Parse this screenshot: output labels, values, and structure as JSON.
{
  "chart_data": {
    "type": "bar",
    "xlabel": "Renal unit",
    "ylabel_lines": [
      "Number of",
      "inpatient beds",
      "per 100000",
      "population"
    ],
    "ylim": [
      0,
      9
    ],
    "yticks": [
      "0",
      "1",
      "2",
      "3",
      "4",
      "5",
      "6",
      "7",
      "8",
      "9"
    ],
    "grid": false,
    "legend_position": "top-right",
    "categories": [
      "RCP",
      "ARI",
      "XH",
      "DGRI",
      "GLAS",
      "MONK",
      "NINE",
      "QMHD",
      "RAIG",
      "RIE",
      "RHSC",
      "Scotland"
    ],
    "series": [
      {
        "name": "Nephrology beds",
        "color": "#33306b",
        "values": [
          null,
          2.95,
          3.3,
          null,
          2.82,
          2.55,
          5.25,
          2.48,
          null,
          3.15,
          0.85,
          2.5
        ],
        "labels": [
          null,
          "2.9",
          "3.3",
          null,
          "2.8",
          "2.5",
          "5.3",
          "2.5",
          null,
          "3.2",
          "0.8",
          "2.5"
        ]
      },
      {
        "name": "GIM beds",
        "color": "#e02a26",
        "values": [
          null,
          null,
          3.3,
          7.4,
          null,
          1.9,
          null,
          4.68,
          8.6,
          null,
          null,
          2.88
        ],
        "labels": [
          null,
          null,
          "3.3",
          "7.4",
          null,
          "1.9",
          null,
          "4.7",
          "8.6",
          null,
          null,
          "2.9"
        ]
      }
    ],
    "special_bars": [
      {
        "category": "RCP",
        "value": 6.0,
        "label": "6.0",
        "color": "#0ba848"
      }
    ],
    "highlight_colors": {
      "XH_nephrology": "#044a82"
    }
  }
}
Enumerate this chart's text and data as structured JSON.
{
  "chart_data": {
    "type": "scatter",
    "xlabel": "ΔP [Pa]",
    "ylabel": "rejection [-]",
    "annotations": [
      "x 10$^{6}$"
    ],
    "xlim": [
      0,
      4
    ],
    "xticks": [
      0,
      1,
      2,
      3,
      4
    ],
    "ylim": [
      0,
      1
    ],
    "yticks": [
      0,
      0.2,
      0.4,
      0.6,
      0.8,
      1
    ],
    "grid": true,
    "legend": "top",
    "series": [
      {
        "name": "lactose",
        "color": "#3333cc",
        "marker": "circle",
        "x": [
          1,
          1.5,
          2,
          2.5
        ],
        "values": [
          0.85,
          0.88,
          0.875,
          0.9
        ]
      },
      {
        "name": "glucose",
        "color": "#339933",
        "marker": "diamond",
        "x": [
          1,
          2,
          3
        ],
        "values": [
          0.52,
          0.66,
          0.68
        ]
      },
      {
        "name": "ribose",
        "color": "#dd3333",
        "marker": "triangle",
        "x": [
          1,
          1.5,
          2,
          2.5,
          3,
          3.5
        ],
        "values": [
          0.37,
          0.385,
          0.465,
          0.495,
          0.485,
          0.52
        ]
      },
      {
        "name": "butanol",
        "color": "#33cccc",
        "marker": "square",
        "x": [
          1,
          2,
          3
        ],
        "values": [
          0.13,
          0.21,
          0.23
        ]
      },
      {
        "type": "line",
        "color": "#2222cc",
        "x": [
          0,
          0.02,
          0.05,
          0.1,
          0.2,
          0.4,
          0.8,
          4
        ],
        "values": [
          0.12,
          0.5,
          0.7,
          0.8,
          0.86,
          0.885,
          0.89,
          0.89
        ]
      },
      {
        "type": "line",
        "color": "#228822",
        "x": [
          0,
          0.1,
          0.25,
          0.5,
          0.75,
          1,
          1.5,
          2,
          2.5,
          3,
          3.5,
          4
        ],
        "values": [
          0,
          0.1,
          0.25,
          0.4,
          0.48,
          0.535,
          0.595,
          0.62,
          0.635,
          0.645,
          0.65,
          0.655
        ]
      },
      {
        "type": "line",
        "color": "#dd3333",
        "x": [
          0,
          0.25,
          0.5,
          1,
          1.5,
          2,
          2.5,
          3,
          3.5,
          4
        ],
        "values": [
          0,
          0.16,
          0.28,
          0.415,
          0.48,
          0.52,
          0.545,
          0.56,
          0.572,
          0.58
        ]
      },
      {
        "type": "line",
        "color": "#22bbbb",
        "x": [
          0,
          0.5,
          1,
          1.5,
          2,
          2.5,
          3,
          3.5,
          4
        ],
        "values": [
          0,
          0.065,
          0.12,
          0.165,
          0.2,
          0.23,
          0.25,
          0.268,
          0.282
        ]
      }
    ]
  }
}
--
## WORK REQUIRED:
Using the records above, say how many lines include the string "marker". Only the number is wanted.

## RESULT FOR THIS EXERCISE:
4